Saved entries:
%%
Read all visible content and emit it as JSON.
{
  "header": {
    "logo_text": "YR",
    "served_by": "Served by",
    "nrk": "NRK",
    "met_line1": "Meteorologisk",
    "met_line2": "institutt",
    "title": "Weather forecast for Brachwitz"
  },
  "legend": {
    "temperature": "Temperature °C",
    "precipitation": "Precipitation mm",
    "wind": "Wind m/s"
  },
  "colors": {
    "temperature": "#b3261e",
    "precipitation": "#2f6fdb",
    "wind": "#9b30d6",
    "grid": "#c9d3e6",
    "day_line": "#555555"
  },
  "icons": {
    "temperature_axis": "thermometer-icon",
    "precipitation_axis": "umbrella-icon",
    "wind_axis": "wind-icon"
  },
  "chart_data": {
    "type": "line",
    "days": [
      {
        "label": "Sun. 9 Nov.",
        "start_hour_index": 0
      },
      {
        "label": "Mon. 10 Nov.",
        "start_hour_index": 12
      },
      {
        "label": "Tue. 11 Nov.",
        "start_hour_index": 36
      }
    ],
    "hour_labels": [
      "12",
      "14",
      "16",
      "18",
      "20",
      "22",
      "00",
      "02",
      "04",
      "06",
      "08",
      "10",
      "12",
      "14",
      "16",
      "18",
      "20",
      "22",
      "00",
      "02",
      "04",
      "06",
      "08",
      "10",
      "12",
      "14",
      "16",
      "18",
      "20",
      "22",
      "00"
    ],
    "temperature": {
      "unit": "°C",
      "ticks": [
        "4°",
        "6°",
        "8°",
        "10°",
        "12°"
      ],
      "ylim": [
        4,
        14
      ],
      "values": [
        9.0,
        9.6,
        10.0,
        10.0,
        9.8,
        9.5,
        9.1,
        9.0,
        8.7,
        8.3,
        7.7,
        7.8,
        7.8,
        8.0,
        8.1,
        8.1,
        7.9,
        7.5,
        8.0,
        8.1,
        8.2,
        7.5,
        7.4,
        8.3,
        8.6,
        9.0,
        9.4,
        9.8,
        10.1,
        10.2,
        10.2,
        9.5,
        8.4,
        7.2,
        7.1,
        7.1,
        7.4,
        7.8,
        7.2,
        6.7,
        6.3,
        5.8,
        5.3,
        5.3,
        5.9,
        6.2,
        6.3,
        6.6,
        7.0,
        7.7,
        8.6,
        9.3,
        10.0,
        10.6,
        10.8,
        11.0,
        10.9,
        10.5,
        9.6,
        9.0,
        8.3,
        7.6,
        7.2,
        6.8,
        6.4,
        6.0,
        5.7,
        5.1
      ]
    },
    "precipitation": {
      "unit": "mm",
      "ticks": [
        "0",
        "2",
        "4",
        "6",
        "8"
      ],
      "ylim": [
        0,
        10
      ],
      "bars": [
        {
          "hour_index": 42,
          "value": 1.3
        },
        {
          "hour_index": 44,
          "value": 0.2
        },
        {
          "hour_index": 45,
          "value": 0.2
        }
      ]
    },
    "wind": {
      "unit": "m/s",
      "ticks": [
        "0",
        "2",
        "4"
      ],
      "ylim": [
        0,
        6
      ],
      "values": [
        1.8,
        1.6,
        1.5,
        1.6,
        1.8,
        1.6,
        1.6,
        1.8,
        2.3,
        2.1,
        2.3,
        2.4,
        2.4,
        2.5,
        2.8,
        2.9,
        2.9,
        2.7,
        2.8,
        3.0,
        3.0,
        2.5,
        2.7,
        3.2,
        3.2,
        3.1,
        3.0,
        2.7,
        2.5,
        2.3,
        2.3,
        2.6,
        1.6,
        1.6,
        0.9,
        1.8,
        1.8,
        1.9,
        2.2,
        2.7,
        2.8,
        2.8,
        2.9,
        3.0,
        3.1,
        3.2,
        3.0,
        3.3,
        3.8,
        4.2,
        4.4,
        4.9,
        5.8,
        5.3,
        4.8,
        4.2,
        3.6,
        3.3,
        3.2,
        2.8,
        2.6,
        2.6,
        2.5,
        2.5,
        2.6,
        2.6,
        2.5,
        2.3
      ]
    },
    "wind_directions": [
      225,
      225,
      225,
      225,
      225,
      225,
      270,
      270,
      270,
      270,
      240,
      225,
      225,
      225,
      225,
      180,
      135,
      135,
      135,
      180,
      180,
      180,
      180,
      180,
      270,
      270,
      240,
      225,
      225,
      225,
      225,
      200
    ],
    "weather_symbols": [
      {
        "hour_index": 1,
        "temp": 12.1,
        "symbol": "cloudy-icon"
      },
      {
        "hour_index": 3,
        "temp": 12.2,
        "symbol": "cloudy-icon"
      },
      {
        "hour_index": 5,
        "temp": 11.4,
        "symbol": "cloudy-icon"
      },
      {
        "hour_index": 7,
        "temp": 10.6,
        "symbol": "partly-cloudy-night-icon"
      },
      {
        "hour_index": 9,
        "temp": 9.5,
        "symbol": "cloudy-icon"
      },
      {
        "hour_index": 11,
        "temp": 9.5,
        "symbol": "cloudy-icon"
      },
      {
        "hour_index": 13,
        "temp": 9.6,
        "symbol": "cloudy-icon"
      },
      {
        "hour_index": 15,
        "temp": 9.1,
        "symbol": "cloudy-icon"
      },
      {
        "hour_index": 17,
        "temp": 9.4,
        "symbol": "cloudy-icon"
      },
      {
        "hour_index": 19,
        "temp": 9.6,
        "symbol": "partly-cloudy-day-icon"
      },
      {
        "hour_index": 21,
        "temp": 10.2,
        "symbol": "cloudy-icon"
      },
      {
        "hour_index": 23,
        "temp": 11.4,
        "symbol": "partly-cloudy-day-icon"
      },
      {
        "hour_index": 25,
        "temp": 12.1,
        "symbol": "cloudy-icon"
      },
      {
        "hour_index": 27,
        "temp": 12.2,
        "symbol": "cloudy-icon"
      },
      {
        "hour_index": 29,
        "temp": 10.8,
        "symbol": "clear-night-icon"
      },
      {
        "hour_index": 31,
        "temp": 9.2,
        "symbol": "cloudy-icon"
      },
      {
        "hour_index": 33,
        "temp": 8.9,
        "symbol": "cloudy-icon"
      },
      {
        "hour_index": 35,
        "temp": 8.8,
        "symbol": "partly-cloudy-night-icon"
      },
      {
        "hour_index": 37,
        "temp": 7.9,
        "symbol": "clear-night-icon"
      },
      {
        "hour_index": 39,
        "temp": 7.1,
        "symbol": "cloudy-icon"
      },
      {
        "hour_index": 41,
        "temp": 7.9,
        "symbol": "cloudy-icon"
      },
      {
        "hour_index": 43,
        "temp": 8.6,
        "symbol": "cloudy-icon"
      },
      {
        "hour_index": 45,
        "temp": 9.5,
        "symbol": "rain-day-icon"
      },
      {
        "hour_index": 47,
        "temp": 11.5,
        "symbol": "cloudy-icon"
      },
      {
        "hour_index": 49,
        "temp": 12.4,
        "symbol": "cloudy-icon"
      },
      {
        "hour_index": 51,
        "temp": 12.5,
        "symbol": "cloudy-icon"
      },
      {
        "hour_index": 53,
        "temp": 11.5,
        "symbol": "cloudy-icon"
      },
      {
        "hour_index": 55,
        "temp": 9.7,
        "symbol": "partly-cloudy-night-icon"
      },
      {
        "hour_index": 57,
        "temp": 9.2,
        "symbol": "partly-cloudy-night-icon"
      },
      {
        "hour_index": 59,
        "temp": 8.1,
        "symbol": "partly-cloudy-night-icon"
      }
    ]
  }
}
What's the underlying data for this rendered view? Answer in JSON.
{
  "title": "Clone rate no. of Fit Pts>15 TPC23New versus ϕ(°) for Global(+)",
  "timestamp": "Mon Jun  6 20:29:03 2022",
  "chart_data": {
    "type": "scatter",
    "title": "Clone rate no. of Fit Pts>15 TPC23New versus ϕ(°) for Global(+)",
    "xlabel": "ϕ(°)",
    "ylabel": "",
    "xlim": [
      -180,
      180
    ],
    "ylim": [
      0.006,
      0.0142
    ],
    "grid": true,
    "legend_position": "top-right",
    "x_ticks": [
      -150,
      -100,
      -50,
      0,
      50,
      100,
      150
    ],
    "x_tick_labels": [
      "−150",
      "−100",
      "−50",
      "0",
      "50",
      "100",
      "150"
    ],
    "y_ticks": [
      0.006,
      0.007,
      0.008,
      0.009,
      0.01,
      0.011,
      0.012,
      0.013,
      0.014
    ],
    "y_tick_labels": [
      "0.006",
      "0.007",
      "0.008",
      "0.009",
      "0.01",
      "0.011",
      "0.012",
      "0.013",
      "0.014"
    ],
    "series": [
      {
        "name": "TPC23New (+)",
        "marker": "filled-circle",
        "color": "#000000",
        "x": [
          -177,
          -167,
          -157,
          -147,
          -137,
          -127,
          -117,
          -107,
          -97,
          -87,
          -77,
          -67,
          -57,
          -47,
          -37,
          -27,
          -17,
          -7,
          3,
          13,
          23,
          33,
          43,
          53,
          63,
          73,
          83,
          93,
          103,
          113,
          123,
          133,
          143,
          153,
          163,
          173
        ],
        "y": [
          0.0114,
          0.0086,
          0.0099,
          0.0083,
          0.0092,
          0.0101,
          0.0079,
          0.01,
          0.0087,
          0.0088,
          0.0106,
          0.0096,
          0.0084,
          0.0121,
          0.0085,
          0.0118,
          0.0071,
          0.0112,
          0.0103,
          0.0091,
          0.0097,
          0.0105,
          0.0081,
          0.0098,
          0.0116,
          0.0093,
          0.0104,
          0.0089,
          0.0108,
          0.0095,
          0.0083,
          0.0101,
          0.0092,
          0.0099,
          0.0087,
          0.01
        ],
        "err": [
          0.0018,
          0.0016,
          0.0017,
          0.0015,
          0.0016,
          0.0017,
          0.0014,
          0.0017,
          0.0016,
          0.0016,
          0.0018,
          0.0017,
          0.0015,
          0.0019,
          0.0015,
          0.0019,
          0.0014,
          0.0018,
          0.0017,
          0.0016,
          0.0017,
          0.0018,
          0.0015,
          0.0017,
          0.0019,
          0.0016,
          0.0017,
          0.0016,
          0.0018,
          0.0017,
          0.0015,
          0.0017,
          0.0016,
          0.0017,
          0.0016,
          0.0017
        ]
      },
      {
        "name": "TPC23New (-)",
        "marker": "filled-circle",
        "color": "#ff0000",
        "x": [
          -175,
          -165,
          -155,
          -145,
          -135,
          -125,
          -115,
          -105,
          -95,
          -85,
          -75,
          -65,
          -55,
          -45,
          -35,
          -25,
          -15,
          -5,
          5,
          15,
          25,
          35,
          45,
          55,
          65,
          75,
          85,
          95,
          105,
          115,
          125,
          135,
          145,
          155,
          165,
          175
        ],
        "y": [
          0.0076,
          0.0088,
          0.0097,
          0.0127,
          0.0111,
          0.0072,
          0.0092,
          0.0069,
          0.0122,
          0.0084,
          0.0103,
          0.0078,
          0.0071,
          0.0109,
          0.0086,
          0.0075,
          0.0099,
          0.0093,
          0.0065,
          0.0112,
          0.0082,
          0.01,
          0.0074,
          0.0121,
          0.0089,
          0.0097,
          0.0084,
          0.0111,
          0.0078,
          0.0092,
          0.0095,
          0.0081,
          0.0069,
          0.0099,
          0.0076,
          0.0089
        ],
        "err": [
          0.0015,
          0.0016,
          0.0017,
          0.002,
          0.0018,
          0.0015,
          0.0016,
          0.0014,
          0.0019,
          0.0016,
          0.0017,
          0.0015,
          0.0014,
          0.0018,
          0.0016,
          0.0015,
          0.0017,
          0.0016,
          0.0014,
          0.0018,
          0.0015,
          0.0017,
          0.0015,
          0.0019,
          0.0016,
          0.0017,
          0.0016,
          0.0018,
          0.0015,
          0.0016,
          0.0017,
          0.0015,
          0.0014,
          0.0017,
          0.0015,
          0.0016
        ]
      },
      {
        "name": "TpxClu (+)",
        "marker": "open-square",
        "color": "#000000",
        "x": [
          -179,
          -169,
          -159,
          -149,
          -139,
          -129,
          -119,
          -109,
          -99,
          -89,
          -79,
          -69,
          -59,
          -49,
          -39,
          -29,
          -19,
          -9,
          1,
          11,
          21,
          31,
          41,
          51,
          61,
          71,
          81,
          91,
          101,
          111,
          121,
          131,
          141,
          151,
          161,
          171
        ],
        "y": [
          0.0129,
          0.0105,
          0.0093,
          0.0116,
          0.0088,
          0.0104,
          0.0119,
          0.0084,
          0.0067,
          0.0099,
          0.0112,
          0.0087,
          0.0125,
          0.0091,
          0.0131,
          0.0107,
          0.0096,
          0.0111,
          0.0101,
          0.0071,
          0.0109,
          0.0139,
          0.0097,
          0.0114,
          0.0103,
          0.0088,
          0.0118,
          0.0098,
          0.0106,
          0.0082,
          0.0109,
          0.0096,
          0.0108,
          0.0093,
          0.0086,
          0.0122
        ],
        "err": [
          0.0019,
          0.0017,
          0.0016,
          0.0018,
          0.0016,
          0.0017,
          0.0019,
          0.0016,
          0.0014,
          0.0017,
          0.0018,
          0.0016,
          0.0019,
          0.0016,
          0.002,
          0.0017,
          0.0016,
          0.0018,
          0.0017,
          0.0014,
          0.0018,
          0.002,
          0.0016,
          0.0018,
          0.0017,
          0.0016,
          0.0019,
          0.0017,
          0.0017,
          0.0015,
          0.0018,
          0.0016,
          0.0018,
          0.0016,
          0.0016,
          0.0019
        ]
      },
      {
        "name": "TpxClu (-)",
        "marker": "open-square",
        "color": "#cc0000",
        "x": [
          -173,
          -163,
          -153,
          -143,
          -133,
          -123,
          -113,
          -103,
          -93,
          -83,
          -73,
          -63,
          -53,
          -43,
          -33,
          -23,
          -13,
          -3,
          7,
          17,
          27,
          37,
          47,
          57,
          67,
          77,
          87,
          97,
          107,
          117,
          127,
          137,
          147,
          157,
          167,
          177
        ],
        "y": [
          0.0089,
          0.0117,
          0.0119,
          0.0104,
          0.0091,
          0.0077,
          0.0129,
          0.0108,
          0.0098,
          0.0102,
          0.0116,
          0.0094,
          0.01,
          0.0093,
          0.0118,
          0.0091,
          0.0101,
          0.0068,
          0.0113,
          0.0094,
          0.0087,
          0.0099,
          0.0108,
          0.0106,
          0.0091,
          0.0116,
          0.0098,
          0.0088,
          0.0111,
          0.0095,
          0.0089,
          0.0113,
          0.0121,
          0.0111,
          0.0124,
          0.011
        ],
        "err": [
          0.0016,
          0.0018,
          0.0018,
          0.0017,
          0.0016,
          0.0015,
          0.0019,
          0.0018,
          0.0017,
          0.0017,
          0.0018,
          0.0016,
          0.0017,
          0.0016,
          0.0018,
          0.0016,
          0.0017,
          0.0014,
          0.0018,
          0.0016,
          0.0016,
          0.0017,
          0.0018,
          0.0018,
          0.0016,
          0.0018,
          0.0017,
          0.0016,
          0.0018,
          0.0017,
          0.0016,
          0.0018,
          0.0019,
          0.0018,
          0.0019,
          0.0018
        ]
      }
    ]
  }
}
%%
◆ WHAT IS NEEDED:
Tally the lines in this data that hold the word "versus" and state only the count.

◆ WRITTEN SOLUTION:
2